Stated exercise: Search the records for the word "title" and pick out every line that has it.

'''

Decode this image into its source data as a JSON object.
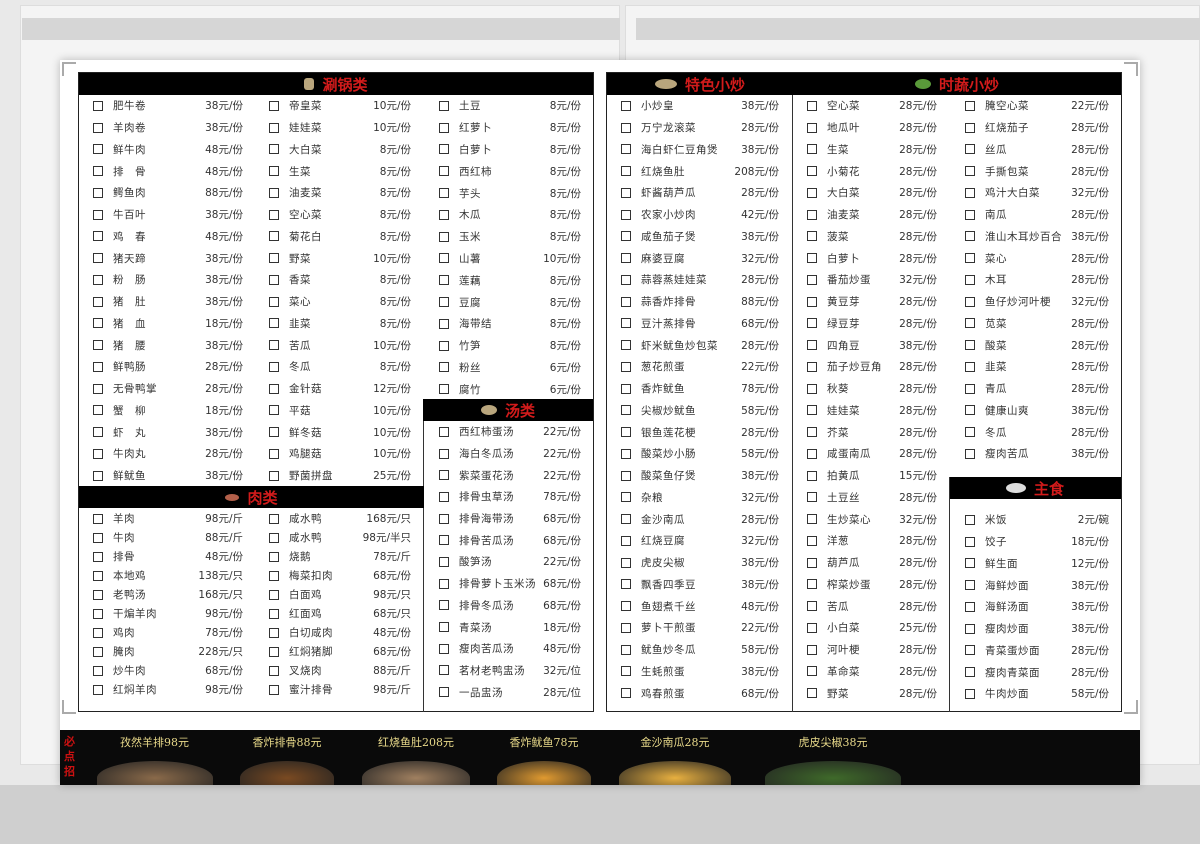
{
  "left_page": {
    "hotpot": {
      "title": "涮锅类",
      "col1": [
        [
          "肥牛卷",
          "38元/份"
        ],
        [
          "羊肉卷",
          "38元/份"
        ],
        [
          "鲜牛肉",
          "48元/份"
        ],
        [
          "排　骨",
          "48元/份"
        ],
        [
          "鳄鱼肉",
          "88元/份"
        ],
        [
          "牛百叶",
          "38元/份"
        ],
        [
          "鸡　春",
          "48元/份"
        ],
        [
          "猪天蹄",
          "38元/份"
        ],
        [
          "粉　肠",
          "38元/份"
        ],
        [
          "猪　肚",
          "38元/份"
        ],
        [
          "猪　血",
          "18元/份"
        ],
        [
          "猪　腰",
          "38元/份"
        ],
        [
          "鲜鸭肠",
          "28元/份"
        ],
        [
          "无骨鸭掌",
          "28元/份"
        ],
        [
          "蟹　柳",
          "18元/份"
        ],
        [
          "虾　丸",
          "38元/份"
        ],
        [
          "牛肉丸",
          "28元/份"
        ],
        [
          "鲜鱿鱼",
          "38元/份"
        ]
      ],
      "col2": [
        [
          "帝皇菜",
          "10元/份"
        ],
        [
          "娃娃菜",
          "10元/份"
        ],
        [
          "大白菜",
          "8元/份"
        ],
        [
          "生菜",
          "8元/份"
        ],
        [
          "油麦菜",
          "8元/份"
        ],
        [
          "空心菜",
          "8元/份"
        ],
        [
          "菊花白",
          "8元/份"
        ],
        [
          "野菜",
          "10元/份"
        ],
        [
          "香菜",
          "8元/份"
        ],
        [
          "菜心",
          "8元/份"
        ],
        [
          "韭菜",
          "8元/份"
        ],
        [
          "苦瓜",
          "10元/份"
        ],
        [
          "冬瓜",
          "8元/份"
        ],
        [
          "金针菇",
          "12元/份"
        ],
        [
          "平菇",
          "10元/份"
        ],
        [
          "鲜冬菇",
          "10元/份"
        ],
        [
          "鸡腿菇",
          "10元/份"
        ],
        [
          "野菌拼盘",
          "25元/份"
        ]
      ],
      "col3": [
        [
          "土豆",
          "8元/份"
        ],
        [
          "红萝卜",
          "8元/份"
        ],
        [
          "白萝卜",
          "8元/份"
        ],
        [
          "西红柿",
          "8元/份"
        ],
        [
          "芋头",
          "8元/份"
        ],
        [
          "木瓜",
          "8元/份"
        ],
        [
          "玉米",
          "8元/份"
        ],
        [
          "山薯",
          "10元/份"
        ],
        [
          "莲藕",
          "8元/份"
        ],
        [
          "豆腐",
          "8元/份"
        ],
        [
          "海带结",
          "8元/份"
        ],
        [
          "竹笋",
          "8元/份"
        ],
        [
          "粉丝",
          "6元/份"
        ],
        [
          "腐竹",
          "6元/份"
        ]
      ]
    },
    "meat": {
      "title": "肉类",
      "col1": [
        [
          "羊肉",
          "98元/斤"
        ],
        [
          "牛肉",
          "88元/斤"
        ],
        [
          "排骨",
          "48元/份"
        ],
        [
          "本地鸡",
          "138元/只"
        ],
        [
          "老鸭汤",
          "168元/只"
        ],
        [
          "干煸羊肉",
          "98元/份"
        ],
        [
          "鸡肉",
          "78元/份"
        ],
        [
          "腌肉",
          "228元/只"
        ],
        [
          "炒牛肉",
          "68元/份"
        ],
        [
          "红焖羊肉",
          "98元/份"
        ]
      ],
      "col2": [
        [
          "咸水鸭",
          "168元/只"
        ],
        [
          "咸水鸭",
          "98元/半只"
        ],
        [
          "烧鹅",
          "78元/斤"
        ],
        [
          "梅菜扣肉",
          "68元/份"
        ],
        [
          "白面鸡",
          "98元/只"
        ],
        [
          "红面鸡",
          "68元/只"
        ],
        [
          "白切咸肉",
          "48元/份"
        ],
        [
          "红焖猪脚",
          "68元/份"
        ],
        [
          "叉烧肉",
          "88元/斤"
        ],
        [
          "蜜汁排骨",
          "98元/斤"
        ]
      ]
    },
    "soup": {
      "title": "汤类",
      "items": [
        [
          "西红柿蛋汤",
          "22元/份"
        ],
        [
          "海白冬瓜汤",
          "22元/份"
        ],
        [
          "紫菜蛋花汤",
          "22元/份"
        ],
        [
          "排骨虫草汤",
          "78元/份"
        ],
        [
          "排骨海带汤",
          "68元/份"
        ],
        [
          "排骨苦瓜汤",
          "68元/份"
        ],
        [
          "酸笋汤",
          "22元/份"
        ],
        [
          "排骨萝卜玉米汤",
          "68元/份"
        ],
        [
          "排骨冬瓜汤",
          "68元/份"
        ],
        [
          "青菜汤",
          "18元/份"
        ],
        [
          "瘦肉苦瓜汤",
          "48元/份"
        ],
        [
          "茗材老鸭盅汤",
          "32元/位"
        ],
        [
          "一品盅汤",
          "28元/位"
        ]
      ]
    }
  },
  "right_page": {
    "special": {
      "title": "特色小炒",
      "items": [
        [
          "小炒皇",
          "38元/份"
        ],
        [
          "万宁龙滚菜",
          "28元/份"
        ],
        [
          "海白虾仁豆角煲",
          "38元/份"
        ],
        [
          "红烧鱼肚",
          "208元/份"
        ],
        [
          "虾酱葫芦瓜",
          "28元/份"
        ],
        [
          "农家小炒肉",
          "42元/份"
        ],
        [
          "咸鱼茄子煲",
          "38元/份"
        ],
        [
          "麻婆豆腐",
          "32元/份"
        ],
        [
          "蒜蓉蒸娃娃菜",
          "28元/份"
        ],
        [
          "蒜香炸排骨",
          "88元/份"
        ],
        [
          "豆汁蒸排骨",
          "68元/份"
        ],
        [
          "虾米鱿鱼炒包菜",
          "28元/份"
        ],
        [
          "葱花煎蛋",
          "22元/份"
        ],
        [
          "香炸鱿鱼",
          "78元/份"
        ],
        [
          "尖椒炒鱿鱼",
          "58元/份"
        ],
        [
          "银鱼莲花梗",
          "28元/份"
        ],
        [
          "酸菜炒小肠",
          "58元/份"
        ],
        [
          "酸菜鱼仔煲",
          "38元/份"
        ],
        [
          "杂粮",
          "32元/份"
        ],
        [
          "金沙南瓜",
          "28元/份"
        ],
        [
          "红烧豆腐",
          "32元/份"
        ],
        [
          "虎皮尖椒",
          "38元/份"
        ],
        [
          "飘香四季豆",
          "38元/份"
        ],
        [
          "鱼翅煮千丝",
          "48元/份"
        ],
        [
          "萝卜干煎蛋",
          "22元/份"
        ],
        [
          "鱿鱼炒冬瓜",
          "58元/份"
        ],
        [
          "生蚝煎蛋",
          "38元/份"
        ],
        [
          "鸡春煎蛋",
          "68元/份"
        ]
      ]
    },
    "veg": {
      "title": "时蔬小炒",
      "col1": [
        [
          "空心菜",
          "28元/份"
        ],
        [
          "地瓜叶",
          "28元/份"
        ],
        [
          "生菜",
          "28元/份"
        ],
        [
          "小菊花",
          "28元/份"
        ],
        [
          "大白菜",
          "28元/份"
        ],
        [
          "油麦菜",
          "28元/份"
        ],
        [
          "菠菜",
          "28元/份"
        ],
        [
          "白萝卜",
          "28元/份"
        ],
        [
          "番茄炒蛋",
          "32元/份"
        ],
        [
          "黄豆芽",
          "28元/份"
        ],
        [
          "绿豆芽",
          "28元/份"
        ],
        [
          "四角豆",
          "38元/份"
        ],
        [
          "茄子炒豆角",
          "28元/份"
        ],
        [
          "秋葵",
          "28元/份"
        ],
        [
          "娃娃菜",
          "28元/份"
        ],
        [
          "芥菜",
          "28元/份"
        ],
        [
          "咸蛋南瓜",
          "28元/份"
        ],
        [
          "拍黄瓜",
          "15元/份"
        ],
        [
          "土豆丝",
          "28元/份"
        ],
        [
          "生炒菜心",
          "32元/份"
        ],
        [
          "洋葱",
          "28元/份"
        ],
        [
          "葫芦瓜",
          "28元/份"
        ],
        [
          "榨菜炒蛋",
          "28元/份"
        ],
        [
          "苦瓜",
          "28元/份"
        ],
        [
          "小白菜",
          "25元/份"
        ],
        [
          "河叶梗",
          "28元/份"
        ],
        [
          "革命菜",
          "28元/份"
        ],
        [
          "野菜",
          "28元/份"
        ]
      ],
      "col2": [
        [
          "腌空心菜",
          "22元/份"
        ],
        [
          "红烧茄子",
          "28元/份"
        ],
        [
          "丝瓜",
          "28元/份"
        ],
        [
          "手撕包菜",
          "28元/份"
        ],
        [
          "鸡汁大白菜",
          "32元/份"
        ],
        [
          "南瓜",
          "28元/份"
        ],
        [
          "淮山木耳炒百合",
          "38元/份"
        ],
        [
          "菜心",
          "28元/份"
        ],
        [
          "木耳",
          "28元/份"
        ],
        [
          "鱼仔炒河叶梗",
          "32元/份"
        ],
        [
          "苋菜",
          "28元/份"
        ],
        [
          "酸菜",
          "28元/份"
        ],
        [
          "韭菜",
          "28元/份"
        ],
        [
          "青瓜",
          "28元/份"
        ],
        [
          "健康山爽",
          "38元/份"
        ],
        [
          "冬瓜",
          "28元/份"
        ],
        [
          "瘦肉苦瓜",
          "38元/份"
        ]
      ]
    },
    "staple": {
      "title": "主食",
      "items": [
        [
          "米饭",
          "2元/碗"
        ],
        [
          "饺子",
          "18元/份"
        ],
        [
          "鲜生面",
          "12元/份"
        ],
        [
          "海鲜炒面",
          "38元/份"
        ],
        [
          "海鲜汤面",
          "38元/份"
        ],
        [
          "瘦肉炒面",
          "38元/份"
        ],
        [
          "青菜蛋炒面",
          "28元/份"
        ],
        [
          "瘦肉青菜面",
          "28元/份"
        ],
        [
          "牛肉炒面",
          "58元/份"
        ]
      ]
    }
  },
  "banner": {
    "must_order": "必点招",
    "promos": [
      {
        "caption": "孜然羊排98元",
        "color": "#8a6a4a"
      },
      {
        "caption": "香炸排骨88元",
        "color": "#7a4a22"
      },
      {
        "caption": "红烧鱼肚208元",
        "color": "#a08060"
      },
      {
        "caption": "香炸鱿鱼78元",
        "color": "#e09a30"
      },
      {
        "caption": "金沙南瓜28元",
        "color": "#e8b040"
      },
      {
        "caption": "虎皮尖椒38元",
        "color": "#3f6a2a"
      }
    ]
  },
  "colors": {
    "header_bg": "#000000",
    "header_text": "#d21b1b",
    "banner_bg": "#0a0a0a"
  }
}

'''

Solved problem:
      "title": "涮锅类",
      "title": "肉类",
      "title": "汤类",
      "title": "特色小炒",
      "title": "时蔬小炒",
      "title": "主食",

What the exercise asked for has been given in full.